YOUR GOAL:
Give the number of lines containing the word "contacts", and nothing else.

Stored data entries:

-- -- --

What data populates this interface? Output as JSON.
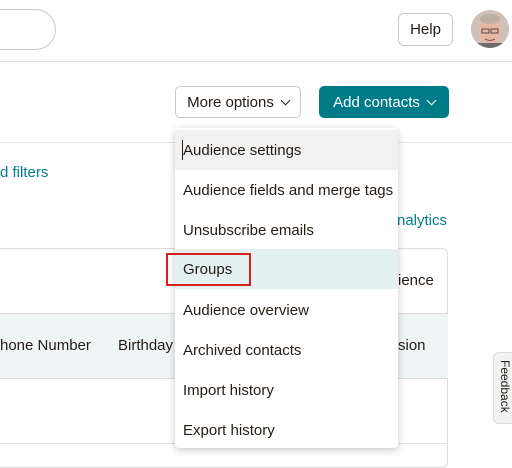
{
  "header": {
    "help_label": "Help"
  },
  "actions": {
    "more_options_label": "More options",
    "add_contacts_label": "Add contacts"
  },
  "links": {
    "filters_partial": "d filters",
    "analytics_partial": "nalytics"
  },
  "table": {
    "audience_partial": "ience",
    "columns": [
      "hone Number",
      "Birthday",
      "sion"
    ]
  },
  "dropdown": {
    "items": [
      {
        "label": "Audience settings"
      },
      {
        "label": "Audience fields and merge tags"
      },
      {
        "label": "Unsubscribe emails"
      },
      {
        "label": "Groups"
      },
      {
        "label": "Audience overview"
      },
      {
        "label": "Archived contacts"
      },
      {
        "label": "Import history"
      },
      {
        "label": "Export history"
      }
    ],
    "highlighted_item": "Groups"
  },
  "feedback": {
    "label": "Feedback"
  },
  "colors": {
    "accent": "#007c89",
    "highlight_box": "#d61f1f",
    "row_highlight": "#e3f1f1"
  },
  "icons": [
    "search-input",
    "chevron-down-icon",
    "avatar-image"
  ]
}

-- -- --

SOLUTION TO THIS PROBLEM:
2